** EXERCISE **
Collect all lines containing the word "Grand" from the data.
--------------------------------
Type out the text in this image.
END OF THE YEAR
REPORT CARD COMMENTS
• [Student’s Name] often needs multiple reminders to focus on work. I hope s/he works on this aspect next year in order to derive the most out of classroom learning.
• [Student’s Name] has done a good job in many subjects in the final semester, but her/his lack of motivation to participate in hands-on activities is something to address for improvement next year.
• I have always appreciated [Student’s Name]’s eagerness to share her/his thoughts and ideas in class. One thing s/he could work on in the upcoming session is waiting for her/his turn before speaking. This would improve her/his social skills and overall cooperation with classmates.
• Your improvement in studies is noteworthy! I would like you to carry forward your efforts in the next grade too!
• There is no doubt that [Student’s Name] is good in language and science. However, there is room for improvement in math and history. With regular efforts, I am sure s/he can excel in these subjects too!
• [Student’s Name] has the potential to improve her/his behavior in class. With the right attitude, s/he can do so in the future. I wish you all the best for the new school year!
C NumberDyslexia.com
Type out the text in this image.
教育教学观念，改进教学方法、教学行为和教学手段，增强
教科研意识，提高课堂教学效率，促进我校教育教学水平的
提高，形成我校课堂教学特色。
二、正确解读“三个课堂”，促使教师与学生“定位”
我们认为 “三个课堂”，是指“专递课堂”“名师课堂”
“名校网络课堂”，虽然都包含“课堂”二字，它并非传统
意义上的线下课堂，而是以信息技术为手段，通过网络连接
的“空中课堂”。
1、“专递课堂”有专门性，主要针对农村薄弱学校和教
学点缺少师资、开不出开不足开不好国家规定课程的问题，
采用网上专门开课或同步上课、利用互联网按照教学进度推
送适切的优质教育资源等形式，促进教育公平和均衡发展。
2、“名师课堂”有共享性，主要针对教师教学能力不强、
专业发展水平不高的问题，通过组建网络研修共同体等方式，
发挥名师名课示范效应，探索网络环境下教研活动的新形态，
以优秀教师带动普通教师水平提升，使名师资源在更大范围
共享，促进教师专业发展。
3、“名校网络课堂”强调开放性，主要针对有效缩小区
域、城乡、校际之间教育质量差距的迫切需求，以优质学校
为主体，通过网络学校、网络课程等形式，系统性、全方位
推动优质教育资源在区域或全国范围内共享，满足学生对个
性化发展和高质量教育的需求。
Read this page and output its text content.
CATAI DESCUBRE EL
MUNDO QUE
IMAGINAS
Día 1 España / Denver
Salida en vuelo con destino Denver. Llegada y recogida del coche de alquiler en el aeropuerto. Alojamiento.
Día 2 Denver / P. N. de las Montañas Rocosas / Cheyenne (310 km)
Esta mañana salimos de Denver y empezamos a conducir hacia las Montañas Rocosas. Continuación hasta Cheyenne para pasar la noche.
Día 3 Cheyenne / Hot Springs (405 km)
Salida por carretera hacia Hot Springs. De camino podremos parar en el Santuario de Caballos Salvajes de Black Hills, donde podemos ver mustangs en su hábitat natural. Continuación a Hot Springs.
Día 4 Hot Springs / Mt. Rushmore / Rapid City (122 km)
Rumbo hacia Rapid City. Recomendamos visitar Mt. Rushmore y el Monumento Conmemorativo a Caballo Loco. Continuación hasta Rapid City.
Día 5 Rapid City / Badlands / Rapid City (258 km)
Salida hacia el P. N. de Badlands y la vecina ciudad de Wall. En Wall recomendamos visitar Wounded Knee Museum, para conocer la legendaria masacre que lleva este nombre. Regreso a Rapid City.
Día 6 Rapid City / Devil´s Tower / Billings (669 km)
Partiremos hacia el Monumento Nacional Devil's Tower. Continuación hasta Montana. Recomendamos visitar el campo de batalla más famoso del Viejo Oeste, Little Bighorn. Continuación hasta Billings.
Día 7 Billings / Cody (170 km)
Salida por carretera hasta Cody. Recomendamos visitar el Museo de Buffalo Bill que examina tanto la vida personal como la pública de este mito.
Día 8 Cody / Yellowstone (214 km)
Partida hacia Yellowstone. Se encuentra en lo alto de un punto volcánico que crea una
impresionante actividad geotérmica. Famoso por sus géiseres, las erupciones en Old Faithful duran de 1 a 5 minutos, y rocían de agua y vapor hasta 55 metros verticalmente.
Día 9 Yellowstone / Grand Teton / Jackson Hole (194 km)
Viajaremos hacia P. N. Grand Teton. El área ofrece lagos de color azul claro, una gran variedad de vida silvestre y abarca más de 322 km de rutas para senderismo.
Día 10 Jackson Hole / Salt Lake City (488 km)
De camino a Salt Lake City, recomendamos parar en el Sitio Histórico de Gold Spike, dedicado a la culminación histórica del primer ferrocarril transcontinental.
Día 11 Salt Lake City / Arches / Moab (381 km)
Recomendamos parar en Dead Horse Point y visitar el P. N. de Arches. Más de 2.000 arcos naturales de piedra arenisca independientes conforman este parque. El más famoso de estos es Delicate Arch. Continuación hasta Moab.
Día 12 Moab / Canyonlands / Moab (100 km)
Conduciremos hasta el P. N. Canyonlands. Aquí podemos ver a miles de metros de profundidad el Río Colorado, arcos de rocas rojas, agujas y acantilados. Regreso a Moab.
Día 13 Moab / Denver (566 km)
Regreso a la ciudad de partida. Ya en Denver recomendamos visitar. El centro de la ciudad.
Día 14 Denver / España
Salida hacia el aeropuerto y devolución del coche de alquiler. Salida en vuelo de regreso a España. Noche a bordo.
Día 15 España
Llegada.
--------------------------------
** RESPONSE **
Día 9 Yellowstone / Grand Teton / Jackson Hole (194 km)
Viajaremos hacia P. N. Grand Teton. El área ofrece lagos de color azul claro, una gran variedad de vida silvestre y abarca más de 322 km de rutas para senderismo.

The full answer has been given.